— start of Available records —

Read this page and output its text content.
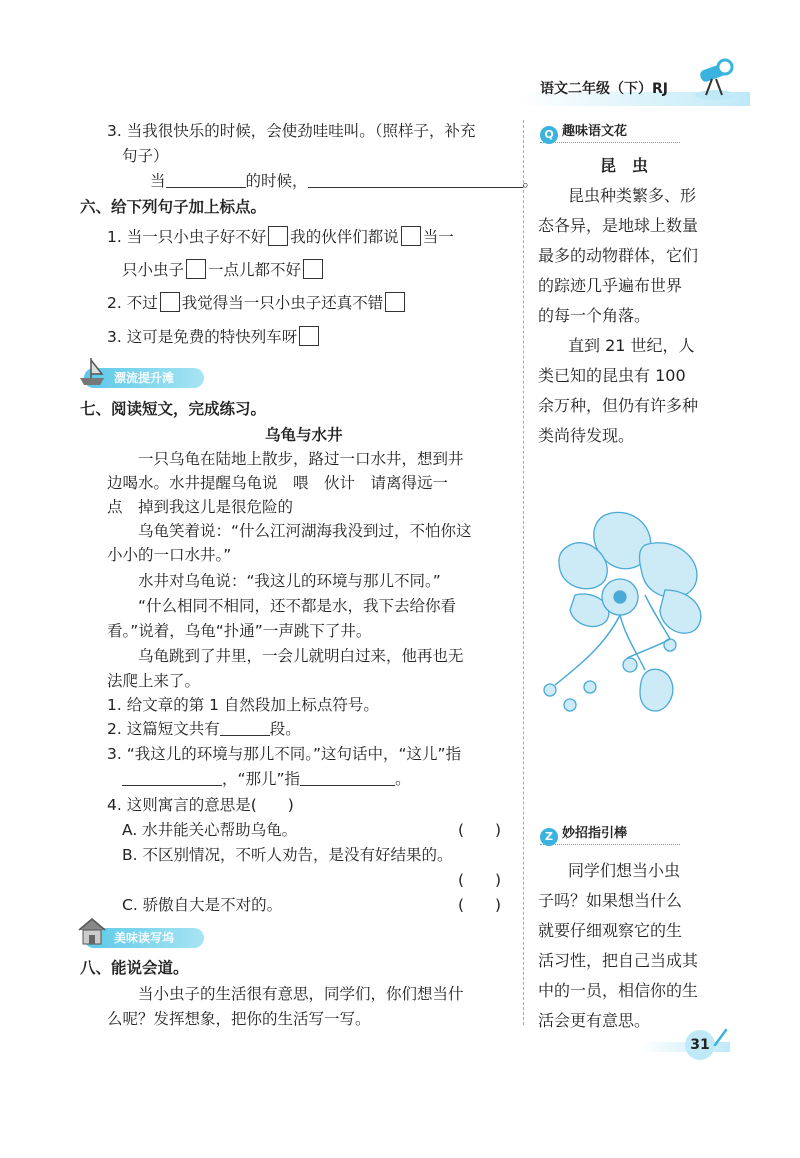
语文二年级（下）RJ
3. 当我很快乐的时候，会使劲哇哇叫。（照样子，补充
句子）
当	的时候，	。
六、给下列句子加上标点。
1. 当一只小虫子好不好 我的伙伴们都说 当一
只小虫子 一点儿都不好
2. 不过 我觉得当一只小虫子还真不错
3. 这可是免费的特快列车呀
漂流提升滩
七、阅读短文，完成练习。
乌龟与水井
一只乌龟在陆地上散步，路过一口水井，想到井
边喝水。水井提醒乌龟说　喂　伙计　请离得远一
点　掉到我这儿是很危险的
乌龟笑着说：“什么江河湖海我没到过，不怕你这
小小的一口水井。”
水井对乌龟说：“我这儿的环境与那儿不同。”
“什么相同不相同，还不都是水，我下去给你看
看。”说着，乌龟“扑通”一声跳下了井。
乌龟跳到了井里，一会儿就明白过来，他再也无
法爬上来了。
1. 给文章的第 1 自然段加上标点符号。
2. 这篇短文共有	段。
3. “我这儿的环境与那儿不同。”这句话中，“这儿”指
，“那儿”指	。
4. 这则寓言的意思是(　　)
A. 水井能关心帮助乌龟。	(　　)
B. 不区别情况，不听人劝告，是没有好结果的。
(　　)
C. 骄傲自大是不对的。	(　　)
美味读写坞
八、能说会道。
当小虫子的生活很有意思，同学们，你们想当什
么呢？发挥想象，把你的生活写一写。
Q 趣味语文花
昆　虫
昆虫种类繁多、形
态各异，是地球上数量
最多的动物群体，它们
的踪迹几乎遍布世界
的每一个角落。
直到 21 世纪，人
类已知的昆虫有 100
余万种，但仍有许多种
类尚待发现。
Z 妙招指引棒
同学们想当小虫
子吗？如果想当什么
就要仔细观察它的生
活习性，把自己当成其
中的一员，相信你的生
活会更有意思。
31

— end of Available records —

## Requirement
Copy the records above exactly. The pictures are not part of the copy.

## Response for this exercise
Read this page and output its text content.
语文二年级（下）RJ
3. 当我很快乐的时候，会使劲哇哇叫。（照样子，补充
句子）
当	的时候，	。
六、给下列句子加上标点。
1. 当一只小虫子好不好 我的伙伴们都说 当一
只小虫子 一点儿都不好
2. 不过 我觉得当一只小虫子还真不错
3. 这可是免费的特快列车呀
漂流提升滩
七、阅读短文，完成练习。
乌龟与水井
一只乌龟在陆地上散步，路过一口水井，想到井
边喝水。水井提醒乌龟说　喂　伙计　请离得远一
点　掉到我这儿是很危险的
乌龟笑着说：“什么江河湖海我没到过，不怕你这
小小的一口水井。”
水井对乌龟说：“我这儿的环境与那儿不同。”
“什么相同不相同，还不都是水，我下去给你看
看。”说着，乌龟“扑通”一声跳下了井。
乌龟跳到了井里，一会儿就明白过来，他再也无
法爬上来了。
1. 给文章的第 1 自然段加上标点符号。
2. 这篇短文共有	段。
3. “我这儿的环境与那儿不同。”这句话中，“这儿”指
，“那儿”指	。
4. 这则寓言的意思是(　　)
A. 水井能关心帮助乌龟。	(　　)
B. 不区别情况，不听人劝告，是没有好结果的。
(　　)
C. 骄傲自大是不对的。	(　　)
美味读写坞
八、能说会道。
当小虫子的生活很有意思，同学们，你们想当什
么呢？发挥想象，把你的生活写一写。
Q 趣味语文花
昆　虫
昆虫种类繁多、形
态各异，是地球上数量
最多的动物群体，它们
的踪迹几乎遍布世界
的每一个角落。
直到 21 世纪，人
类已知的昆虫有 100
余万种，但仍有许多种
类尚待发现。
Z 妙招指引棒
同学们想当小虫
子吗？如果想当什么
就要仔细观察它的生
活习性，把自己当成其
中的一员，相信你的生
活会更有意思。
31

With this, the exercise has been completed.